## start Recorded information

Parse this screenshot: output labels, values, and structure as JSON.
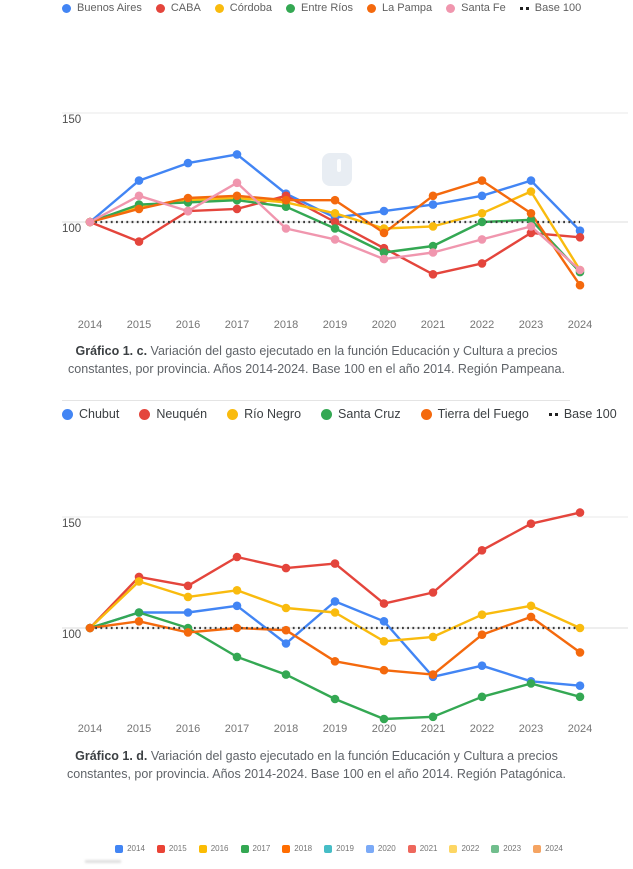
{
  "charts": [
    {
      "name": "pampeana",
      "legend": [
        {
          "label": "Buenos Aires",
          "color": "#4285F4"
        },
        {
          "label": "CABA",
          "color": "#E4453C"
        },
        {
          "label": "Córdoba",
          "color": "#F9BB0E"
        },
        {
          "label": "Entre Ríos",
          "color": "#34A853"
        },
        {
          "label": "La Pampa",
          "color": "#F4690D"
        },
        {
          "label": "Santa Fe",
          "color": "#F096AE"
        },
        {
          "label": "Base 100",
          "style": "dotted",
          "color": "#212121"
        }
      ],
      "caption_bold": "Gráfico 1. c.",
      "caption_text": "Variación del gasto ejecutado en la función Educación y Cultura a precios constantes, por provincia. Años 2014-2024. Base 100 en el año 2014. Región Pampeana."
    },
    {
      "name": "patagonica",
      "legend": [
        {
          "label": "Chubut",
          "color": "#4285F4"
        },
        {
          "label": "Neuquén",
          "color": "#E4453C"
        },
        {
          "label": "Río Negro",
          "color": "#F9BB0E"
        },
        {
          "label": "Santa Cruz",
          "color": "#34A853"
        },
        {
          "label": "Tierra del Fuego",
          "color": "#F4690D"
        },
        {
          "label": "Base 100",
          "style": "dotted",
          "color": "#212121"
        }
      ],
      "caption_bold": "Gráfico 1. d.",
      "caption_text": "Variación del gasto ejecutado en la función Educación y Cultura a precios constantes, por provincia. Años 2014-2024. Base 100 en el año 2014. Región Patagónica."
    }
  ],
  "chart_data": [
    {
      "type": "line",
      "title": "Gráfico 1. c. Variación del gasto ejecutado en la función Educación y Cultura a precios constantes, por provincia. Años 2014-2024. Base 100 en el año 2014. Región Pampeana.",
      "categories": [
        "2014",
        "2015",
        "2016",
        "2017",
        "2018",
        "2019",
        "2020",
        "2021",
        "2022",
        "2023",
        "2024"
      ],
      "series": [
        {
          "name": "Buenos Aires",
          "color": "#4285F4",
          "values": [
            100,
            119,
            127,
            131,
            113,
            102,
            105,
            108,
            112,
            119,
            96
          ]
        },
        {
          "name": "CABA",
          "color": "#E4453C",
          "values": [
            100,
            91,
            105,
            106,
            112,
            100,
            88,
            76,
            81,
            95,
            93
          ]
        },
        {
          "name": "Córdoba",
          "color": "#F9BB0E",
          "values": [
            100,
            107,
            110,
            111,
            109,
            104,
            97,
            98,
            104,
            114,
            78
          ]
        },
        {
          "name": "Entre Ríos",
          "color": "#34A853",
          "values": [
            100,
            108,
            109,
            110,
            107,
            97,
            86,
            89,
            100,
            101,
            77
          ]
        },
        {
          "name": "La Pampa",
          "color": "#F4690D",
          "values": [
            100,
            106,
            111,
            112,
            110,
            110,
            95,
            112,
            119,
            104,
            71
          ]
        },
        {
          "name": "Santa Fe",
          "color": "#F096AE",
          "values": [
            100,
            112,
            105,
            118,
            97,
            92,
            83,
            86,
            92,
            98,
            78
          ]
        }
      ],
      "base_line": {
        "label": "Base 100",
        "value": 100,
        "style": "dotted",
        "color": "#3d3d3d"
      },
      "y_ticks": [
        150,
        100
      ],
      "ylim": [
        58,
        153
      ],
      "grid": "horizontal-only",
      "legend_position": "top"
    },
    {
      "type": "line",
      "title": "Gráfico 1. d. Variación del gasto ejecutado en la función Educación y Cultura a precios constantes, por provincia. Años 2014-2024. Base 100 en el año 2014. Región Patagónica.",
      "categories": [
        "2014",
        "2015",
        "2016",
        "2017",
        "2018",
        "2019",
        "2020",
        "2021",
        "2022",
        "2023",
        "2024"
      ],
      "series": [
        {
          "name": "Chubut",
          "color": "#4285F4",
          "values": [
            100,
            107,
            107,
            110,
            93,
            112,
            103,
            78,
            83,
            76,
            74
          ]
        },
        {
          "name": "Neuquén",
          "color": "#E4453C",
          "values": [
            100,
            123,
            119,
            132,
            127,
            129,
            111,
            116,
            135,
            147,
            152
          ]
        },
        {
          "name": "Río Negro",
          "color": "#F9BB0E",
          "values": [
            100,
            121,
            114,
            117,
            109,
            107,
            94,
            96,
            106,
            110,
            100
          ]
        },
        {
          "name": "Santa Cruz",
          "color": "#34A853",
          "values": [
            100,
            107,
            100,
            87,
            79,
            68,
            59,
            60,
            69,
            75,
            69
          ]
        },
        {
          "name": "Tierra del Fuego",
          "color": "#F4690D",
          "values": [
            100,
            103,
            98,
            100,
            99,
            85,
            81,
            79,
            97,
            105,
            89
          ]
        }
      ],
      "base_line": {
        "label": "Base 100",
        "value": 100,
        "style": "dotted",
        "color": "#3d3d3d"
      },
      "y_ticks": [
        150,
        100
      ],
      "ylim": [
        48,
        156
      ],
      "grid": "horizontal-only",
      "legend_position": "top"
    }
  ],
  "year_legend": [
    {
      "label": "2014",
      "color": "#4285F4"
    },
    {
      "label": "2015",
      "color": "#EA4335"
    },
    {
      "label": "2016",
      "color": "#FBBC04"
    },
    {
      "label": "2017",
      "color": "#34A853"
    },
    {
      "label": "2018",
      "color": "#FF6D01"
    },
    {
      "label": "2019",
      "color": "#46BDC6"
    },
    {
      "label": "2020",
      "color": "#7BAAF7"
    },
    {
      "label": "2021",
      "color": "#EE675C"
    },
    {
      "label": "2022",
      "color": "#FDD663"
    },
    {
      "label": "2023",
      "color": "#71BE8D"
    },
    {
      "label": "2024",
      "color": "#F5A462"
    }
  ]
}
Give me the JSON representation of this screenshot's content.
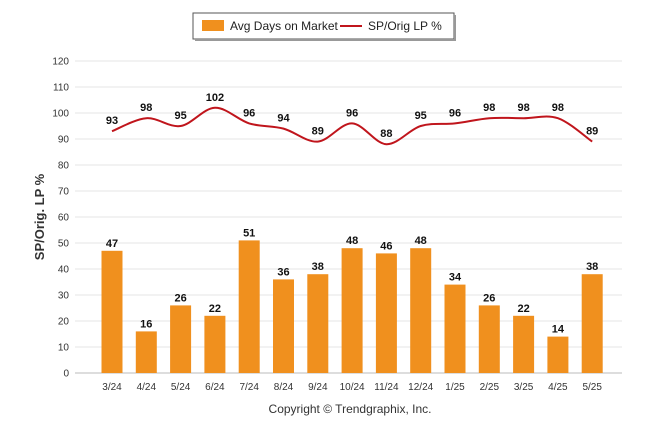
{
  "chart_data": {
    "type": "bar",
    "categories": [
      "3/24",
      "4/24",
      "5/24",
      "6/24",
      "7/24",
      "8/24",
      "9/24",
      "10/24",
      "11/24",
      "12/24",
      "1/25",
      "2/25",
      "3/25",
      "4/25",
      "5/25"
    ],
    "series": [
      {
        "name": "Avg Days on Market",
        "type": "bar",
        "values": [
          47,
          16,
          26,
          22,
          51,
          36,
          38,
          48,
          46,
          48,
          34,
          26,
          22,
          14,
          38
        ],
        "color": "#f0901e"
      },
      {
        "name": "SP/Orig LP %",
        "type": "line",
        "values": [
          93,
          98,
          95,
          102,
          96,
          94,
          89,
          96,
          88,
          95,
          96,
          98,
          98,
          98,
          89
        ],
        "color": "#c0151c"
      }
    ],
    "ylabel": "SP/Orig. LP %",
    "xlabel": "",
    "ylim": [
      0,
      120
    ],
    "yticks": [
      0,
      10,
      20,
      30,
      40,
      50,
      60,
      70,
      80,
      90,
      100,
      110,
      120
    ],
    "grid": true,
    "legend_position": "top-center"
  },
  "footer": {
    "copyright": "Copyright © Trendgraphix, Inc."
  }
}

## end Recorded information

Written instruction. Extract all lines from the material above that include the word "Aires".

The solution.
          "label": "Buenos Aires",
          "name": "Buenos Aires",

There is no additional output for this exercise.